▸ **WHAT YOU NEED TO DO**:
Would you write out the entries below, every one of them, exactly?

---- EXERCISE INPUTS

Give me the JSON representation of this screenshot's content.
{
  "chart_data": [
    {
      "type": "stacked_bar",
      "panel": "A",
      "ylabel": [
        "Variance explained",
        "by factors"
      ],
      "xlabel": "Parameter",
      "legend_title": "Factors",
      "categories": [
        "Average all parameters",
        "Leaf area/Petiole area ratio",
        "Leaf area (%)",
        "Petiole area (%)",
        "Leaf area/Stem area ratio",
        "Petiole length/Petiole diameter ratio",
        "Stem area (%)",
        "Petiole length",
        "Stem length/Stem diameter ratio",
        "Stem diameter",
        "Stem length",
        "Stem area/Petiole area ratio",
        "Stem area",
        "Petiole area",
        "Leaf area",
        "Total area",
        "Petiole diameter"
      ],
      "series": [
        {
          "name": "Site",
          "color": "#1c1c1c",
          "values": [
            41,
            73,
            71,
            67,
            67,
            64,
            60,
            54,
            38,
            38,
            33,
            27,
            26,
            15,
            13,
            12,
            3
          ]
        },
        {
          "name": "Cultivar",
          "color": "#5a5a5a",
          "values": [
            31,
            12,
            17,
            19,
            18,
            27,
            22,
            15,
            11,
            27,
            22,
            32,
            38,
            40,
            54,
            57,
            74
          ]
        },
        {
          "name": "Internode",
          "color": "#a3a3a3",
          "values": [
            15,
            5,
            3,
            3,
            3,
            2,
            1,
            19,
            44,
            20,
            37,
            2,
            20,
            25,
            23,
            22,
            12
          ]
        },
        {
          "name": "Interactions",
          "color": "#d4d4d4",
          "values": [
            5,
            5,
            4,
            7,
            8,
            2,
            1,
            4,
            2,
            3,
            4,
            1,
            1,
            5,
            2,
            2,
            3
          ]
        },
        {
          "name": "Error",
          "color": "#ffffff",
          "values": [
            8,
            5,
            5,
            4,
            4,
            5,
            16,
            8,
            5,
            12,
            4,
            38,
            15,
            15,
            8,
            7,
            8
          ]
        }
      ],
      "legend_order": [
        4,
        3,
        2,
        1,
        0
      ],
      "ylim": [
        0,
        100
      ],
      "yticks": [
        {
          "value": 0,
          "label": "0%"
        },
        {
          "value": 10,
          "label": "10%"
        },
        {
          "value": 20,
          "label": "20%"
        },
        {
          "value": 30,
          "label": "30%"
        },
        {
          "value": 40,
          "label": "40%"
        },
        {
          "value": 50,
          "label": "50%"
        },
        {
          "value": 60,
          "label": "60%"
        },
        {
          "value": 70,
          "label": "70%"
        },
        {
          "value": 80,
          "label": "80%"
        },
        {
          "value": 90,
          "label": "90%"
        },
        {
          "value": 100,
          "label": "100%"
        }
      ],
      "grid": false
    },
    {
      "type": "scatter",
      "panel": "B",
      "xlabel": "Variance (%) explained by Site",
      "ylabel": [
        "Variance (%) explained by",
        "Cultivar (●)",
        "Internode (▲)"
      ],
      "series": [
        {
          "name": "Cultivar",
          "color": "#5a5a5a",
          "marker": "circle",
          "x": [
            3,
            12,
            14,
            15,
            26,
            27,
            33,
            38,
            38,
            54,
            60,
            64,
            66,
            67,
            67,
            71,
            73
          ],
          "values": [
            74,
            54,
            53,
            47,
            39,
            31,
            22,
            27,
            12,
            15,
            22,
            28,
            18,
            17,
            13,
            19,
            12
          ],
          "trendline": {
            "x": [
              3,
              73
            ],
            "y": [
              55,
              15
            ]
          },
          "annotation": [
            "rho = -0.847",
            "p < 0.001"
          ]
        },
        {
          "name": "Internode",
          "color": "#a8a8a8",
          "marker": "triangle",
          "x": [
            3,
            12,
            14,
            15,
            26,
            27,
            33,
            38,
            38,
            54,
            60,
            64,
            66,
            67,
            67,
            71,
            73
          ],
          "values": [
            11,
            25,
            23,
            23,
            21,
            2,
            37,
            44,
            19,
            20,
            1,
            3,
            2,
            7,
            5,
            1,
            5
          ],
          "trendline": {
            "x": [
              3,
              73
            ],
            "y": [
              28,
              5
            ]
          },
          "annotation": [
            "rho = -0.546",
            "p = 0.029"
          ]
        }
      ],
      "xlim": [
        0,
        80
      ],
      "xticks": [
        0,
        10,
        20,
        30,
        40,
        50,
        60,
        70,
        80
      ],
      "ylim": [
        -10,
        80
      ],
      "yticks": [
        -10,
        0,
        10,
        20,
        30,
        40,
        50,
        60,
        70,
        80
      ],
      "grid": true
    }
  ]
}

--------

▸ **RESULT**:
Give me the JSON representation of this screenshot's content.
{
  "chart_data": [
    {
      "type": "stacked_bar",
      "panel": "A",
      "ylabel": [
        "Variance explained",
        "by factors"
      ],
      "xlabel": "Parameter",
      "legend_title": "Factors",
      "categories": [
        "Average all parameters",
        "Leaf area/Petiole area ratio",
        "Leaf area (%)",
        "Petiole area (%)",
        "Leaf area/Stem area ratio",
        "Petiole length/Petiole diameter ratio",
        "Stem area (%)",
        "Petiole length",
        "Stem length/Stem diameter ratio",
        "Stem diameter",
        "Stem length",
        "Stem area/Petiole area ratio",
        "Stem area",
        "Petiole area",
        "Leaf area",
        "Total area",
        "Petiole diameter"
      ],
      "series": [
        {
          "name": "Site",
          "color": "#1c1c1c",
          "values": [
            41,
            73,
            71,
            67,
            67,
            64,
            60,
            54,
            38,
            38,
            33,
            27,
            26,
            15,
            13,
            12,
            3
          ]
        },
        {
          "name": "Cultivar",
          "color": "#5a5a5a",
          "values": [
            31,
            12,
            17,
            19,
            18,
            27,
            22,
            15,
            11,
            27,
            22,
            32,
            38,
            40,
            54,
            57,
            74
          ]
        },
        {
          "name": "Internode",
          "color": "#a3a3a3",
          "values": [
            15,
            5,
            3,
            3,
            3,
            2,
            1,
            19,
            44,
            20,
            37,
            2,
            20,
            25,
            23,
            22,
            12
          ]
        },
        {
          "name": "Interactions",
          "color": "#d4d4d4",
          "values": [
            5,
            5,
            4,
            7,
            8,
            2,
            1,
            4,
            2,
            3,
            4,
            1,
            1,
            5,
            2,
            2,
            3
          ]
        },
        {
          "name": "Error",
          "color": "#ffffff",
          "values": [
            8,
            5,
            5,
            4,
            4,
            5,
            16,
            8,
            5,
            12,
            4,
            38,
            15,
            15,
            8,
            7,
            8
          ]
        }
      ],
      "legend_order": [
        4,
        3,
        2,
        1,
        0
      ],
      "ylim": [
        0,
        100
      ],
      "yticks": [
        {
          "value": 0,
          "label": "0%"
        },
        {
          "value": 10,
          "label": "10%"
        },
        {
          "value": 20,
          "label": "20%"
        },
        {
          "value": 30,
          "label": "30%"
        },
        {
          "value": 40,
          "label": "40%"
        },
        {
          "value": 50,
          "label": "50%"
        },
        {
          "value": 60,
          "label": "60%"
        },
        {
          "value": 70,
          "label": "70%"
        },
        {
          "value": 80,
          "label": "80%"
        },
        {
          "value": 90,
          "label": "90%"
        },
        {
          "value": 100,
          "label": "100%"
        }
      ],
      "grid": false
    },
    {
      "type": "scatter",
      "panel": "B",
      "xlabel": "Variance (%) explained by Site",
      "ylabel": [
        "Variance (%) explained by",
        "Cultivar (●)",
        "Internode (▲)"
      ],
      "series": [
        {
          "name": "Cultivar",
          "color": "#5a5a5a",
          "marker": "circle",
          "x": [
            3,
            12,
            14,
            15,
            26,
            27,
            33,
            38,
            38,
            54,
            60,
            64,
            66,
            67,
            67,
            71,
            73
          ],
          "values": [
            74,
            54,
            53,
            47,
            39,
            31,
            22,
            27,
            12,
            15,
            22,
            28,
            18,
            17,
            13,
            19,
            12
          ],
          "trendline": {
            "x": [
              3,
              73
            ],
            "y": [
              55,
              15
            ]
          },
          "annotation": [
            "rho = -0.847",
            "p < 0.001"
          ]
        },
        {
          "name": "Internode",
          "color": "#a8a8a8",
          "marker": "triangle",
          "x": [
            3,
            12,
            14,
            15,
            26,
            27,
            33,
            38,
            38,
            54,
            60,
            64,
            66,
            67,
            67,
            71,
            73
          ],
          "values": [
            11,
            25,
            23,
            23,
            21,
            2,
            37,
            44,
            19,
            20,
            1,
            3,
            2,
            7,
            5,
            1,
            5
          ],
          "trendline": {
            "x": [
              3,
              73
            ],
            "y": [
              28,
              5
            ]
          },
          "annotation": [
            "rho = -0.546",
            "p = 0.029"
          ]
        }
      ],
      "xlim": [
        0,
        80
      ],
      "xticks": [
        0,
        10,
        20,
        30,
        40,
        50,
        60,
        70,
        80
      ],
      "ylim": [
        -10,
        80
      ],
      "yticks": [
        -10,
        0,
        10,
        20,
        30,
        40,
        50,
        60,
        70,
        80
      ],
      "grid": true
    }
  ]
}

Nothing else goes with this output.